— What you need to do —
Your answer should be a single number: the count of lines in the material below that hold "chevron".

━━ Input material

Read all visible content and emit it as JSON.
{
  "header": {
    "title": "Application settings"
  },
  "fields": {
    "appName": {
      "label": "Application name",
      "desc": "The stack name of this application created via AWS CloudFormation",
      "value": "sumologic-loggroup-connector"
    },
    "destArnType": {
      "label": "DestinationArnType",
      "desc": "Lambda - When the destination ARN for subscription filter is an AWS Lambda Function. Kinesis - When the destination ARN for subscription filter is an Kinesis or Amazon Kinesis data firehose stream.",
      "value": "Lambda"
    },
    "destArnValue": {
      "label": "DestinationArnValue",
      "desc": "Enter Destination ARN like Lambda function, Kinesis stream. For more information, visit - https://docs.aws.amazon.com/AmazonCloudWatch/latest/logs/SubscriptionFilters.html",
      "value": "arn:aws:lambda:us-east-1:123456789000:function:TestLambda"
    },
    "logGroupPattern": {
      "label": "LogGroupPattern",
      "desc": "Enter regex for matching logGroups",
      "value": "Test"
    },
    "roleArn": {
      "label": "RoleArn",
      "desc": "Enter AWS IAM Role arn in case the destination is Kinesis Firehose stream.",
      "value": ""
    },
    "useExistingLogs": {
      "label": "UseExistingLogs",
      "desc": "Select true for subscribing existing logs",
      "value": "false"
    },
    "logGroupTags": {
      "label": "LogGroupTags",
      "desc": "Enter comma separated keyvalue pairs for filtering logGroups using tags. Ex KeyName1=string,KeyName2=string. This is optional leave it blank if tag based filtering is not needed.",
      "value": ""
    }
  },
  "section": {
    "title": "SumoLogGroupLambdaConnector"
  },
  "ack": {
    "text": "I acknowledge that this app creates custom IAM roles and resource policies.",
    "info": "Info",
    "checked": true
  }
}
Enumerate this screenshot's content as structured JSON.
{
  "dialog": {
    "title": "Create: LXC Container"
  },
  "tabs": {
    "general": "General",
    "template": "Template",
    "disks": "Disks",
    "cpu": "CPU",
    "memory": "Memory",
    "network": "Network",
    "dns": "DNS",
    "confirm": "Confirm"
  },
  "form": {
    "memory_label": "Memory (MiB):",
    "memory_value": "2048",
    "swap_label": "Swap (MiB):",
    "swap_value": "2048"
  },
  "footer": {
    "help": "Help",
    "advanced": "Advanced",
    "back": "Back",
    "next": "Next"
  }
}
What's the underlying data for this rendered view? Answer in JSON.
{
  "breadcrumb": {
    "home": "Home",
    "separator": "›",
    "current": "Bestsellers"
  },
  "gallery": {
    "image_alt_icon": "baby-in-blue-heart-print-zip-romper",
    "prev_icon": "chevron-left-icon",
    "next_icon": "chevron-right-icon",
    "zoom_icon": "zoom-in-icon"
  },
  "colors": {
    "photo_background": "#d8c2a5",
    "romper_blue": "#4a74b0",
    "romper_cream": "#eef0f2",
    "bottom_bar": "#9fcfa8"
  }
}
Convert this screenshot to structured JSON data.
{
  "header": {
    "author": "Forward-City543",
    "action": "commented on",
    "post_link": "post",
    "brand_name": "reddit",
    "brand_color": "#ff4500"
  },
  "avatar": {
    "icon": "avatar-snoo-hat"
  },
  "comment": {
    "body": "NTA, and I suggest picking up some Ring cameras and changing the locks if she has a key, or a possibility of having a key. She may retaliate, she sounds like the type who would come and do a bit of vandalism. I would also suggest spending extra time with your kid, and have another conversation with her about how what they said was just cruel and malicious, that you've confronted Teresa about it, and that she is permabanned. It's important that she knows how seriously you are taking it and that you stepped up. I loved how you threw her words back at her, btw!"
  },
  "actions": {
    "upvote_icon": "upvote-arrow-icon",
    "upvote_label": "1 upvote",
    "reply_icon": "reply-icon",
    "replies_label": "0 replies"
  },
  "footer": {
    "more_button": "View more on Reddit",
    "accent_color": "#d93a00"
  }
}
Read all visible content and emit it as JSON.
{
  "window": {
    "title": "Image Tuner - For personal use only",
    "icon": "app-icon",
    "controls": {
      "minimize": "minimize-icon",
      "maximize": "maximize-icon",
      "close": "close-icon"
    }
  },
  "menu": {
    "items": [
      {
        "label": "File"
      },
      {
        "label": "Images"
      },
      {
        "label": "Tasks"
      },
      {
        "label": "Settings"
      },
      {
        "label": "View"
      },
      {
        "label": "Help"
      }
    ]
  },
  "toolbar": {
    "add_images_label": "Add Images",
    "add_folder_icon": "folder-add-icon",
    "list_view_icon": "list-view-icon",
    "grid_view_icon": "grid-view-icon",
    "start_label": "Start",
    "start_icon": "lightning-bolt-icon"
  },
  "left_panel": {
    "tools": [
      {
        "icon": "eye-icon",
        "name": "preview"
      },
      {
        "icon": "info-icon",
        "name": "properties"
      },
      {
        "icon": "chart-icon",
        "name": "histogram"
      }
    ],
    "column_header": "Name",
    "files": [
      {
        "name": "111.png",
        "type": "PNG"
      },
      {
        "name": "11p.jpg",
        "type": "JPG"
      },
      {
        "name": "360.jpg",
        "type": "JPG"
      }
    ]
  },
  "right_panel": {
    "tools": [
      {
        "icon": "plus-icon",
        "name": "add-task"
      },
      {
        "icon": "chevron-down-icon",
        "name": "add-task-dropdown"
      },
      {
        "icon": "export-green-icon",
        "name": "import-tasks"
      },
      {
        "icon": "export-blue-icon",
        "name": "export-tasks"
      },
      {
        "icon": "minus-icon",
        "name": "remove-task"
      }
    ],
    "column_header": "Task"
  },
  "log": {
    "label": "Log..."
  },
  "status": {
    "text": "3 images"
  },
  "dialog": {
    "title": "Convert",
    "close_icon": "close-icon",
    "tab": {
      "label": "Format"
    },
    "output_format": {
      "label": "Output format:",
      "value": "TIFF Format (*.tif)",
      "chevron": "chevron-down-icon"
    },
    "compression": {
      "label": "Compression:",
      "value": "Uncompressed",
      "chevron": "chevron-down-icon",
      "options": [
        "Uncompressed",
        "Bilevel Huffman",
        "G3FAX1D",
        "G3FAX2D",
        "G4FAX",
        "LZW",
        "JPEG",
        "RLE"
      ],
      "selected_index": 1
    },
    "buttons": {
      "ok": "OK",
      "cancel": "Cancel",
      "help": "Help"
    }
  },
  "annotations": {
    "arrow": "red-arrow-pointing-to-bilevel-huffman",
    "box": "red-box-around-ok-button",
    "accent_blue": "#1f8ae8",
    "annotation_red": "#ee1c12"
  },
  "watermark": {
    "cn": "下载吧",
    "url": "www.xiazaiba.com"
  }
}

━━━━

— Response to the task —
5